### Objective
Pull every line containing "وشبه" out of the material below.
-.-.-
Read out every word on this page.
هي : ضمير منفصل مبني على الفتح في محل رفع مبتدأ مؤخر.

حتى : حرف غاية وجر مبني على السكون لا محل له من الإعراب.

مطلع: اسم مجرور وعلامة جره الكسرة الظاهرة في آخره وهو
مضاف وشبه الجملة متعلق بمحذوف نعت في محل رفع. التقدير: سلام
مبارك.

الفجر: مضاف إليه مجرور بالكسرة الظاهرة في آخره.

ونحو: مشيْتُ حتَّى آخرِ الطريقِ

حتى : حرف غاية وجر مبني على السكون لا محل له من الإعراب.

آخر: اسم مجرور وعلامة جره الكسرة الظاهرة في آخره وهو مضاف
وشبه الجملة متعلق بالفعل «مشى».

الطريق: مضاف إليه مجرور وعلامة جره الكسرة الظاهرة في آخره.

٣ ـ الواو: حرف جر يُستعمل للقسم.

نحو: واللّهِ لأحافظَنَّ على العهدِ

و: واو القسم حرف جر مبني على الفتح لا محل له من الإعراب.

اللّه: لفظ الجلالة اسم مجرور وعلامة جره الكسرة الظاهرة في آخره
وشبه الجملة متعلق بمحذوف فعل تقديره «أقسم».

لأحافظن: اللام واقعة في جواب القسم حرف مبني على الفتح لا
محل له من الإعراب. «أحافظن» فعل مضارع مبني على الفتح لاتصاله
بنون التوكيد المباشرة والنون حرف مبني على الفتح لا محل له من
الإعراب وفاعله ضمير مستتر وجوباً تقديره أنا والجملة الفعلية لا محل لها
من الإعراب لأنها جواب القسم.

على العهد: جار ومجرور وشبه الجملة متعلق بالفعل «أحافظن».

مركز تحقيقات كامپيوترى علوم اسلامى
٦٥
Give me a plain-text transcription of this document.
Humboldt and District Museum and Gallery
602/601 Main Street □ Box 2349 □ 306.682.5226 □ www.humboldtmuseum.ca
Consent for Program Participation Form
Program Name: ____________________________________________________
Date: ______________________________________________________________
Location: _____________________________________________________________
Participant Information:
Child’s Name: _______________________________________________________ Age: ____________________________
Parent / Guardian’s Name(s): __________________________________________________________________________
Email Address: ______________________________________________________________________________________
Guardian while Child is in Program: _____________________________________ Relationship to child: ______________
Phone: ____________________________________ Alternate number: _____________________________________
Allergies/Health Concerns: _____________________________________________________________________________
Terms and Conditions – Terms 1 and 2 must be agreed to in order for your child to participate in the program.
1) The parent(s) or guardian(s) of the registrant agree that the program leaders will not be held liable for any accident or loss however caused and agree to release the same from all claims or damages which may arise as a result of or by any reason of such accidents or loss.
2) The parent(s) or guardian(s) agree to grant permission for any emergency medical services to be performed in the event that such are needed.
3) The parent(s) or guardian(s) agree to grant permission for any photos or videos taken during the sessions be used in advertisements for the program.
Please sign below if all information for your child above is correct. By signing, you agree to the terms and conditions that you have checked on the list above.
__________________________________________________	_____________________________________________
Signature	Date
-.-.-
### Written response
مضاف وشبه الجملة متعلق بمحذوف نعت في محل رفع. التقدير: سلام
وشبه الجملة متعلق بالفعل «مشى».
وشبه الجملة متعلق بمحذوف فعل تقديره «أقسم».
على العهد: جار ومجرور وشبه الجملة متعلق بالفعل «أحافظن».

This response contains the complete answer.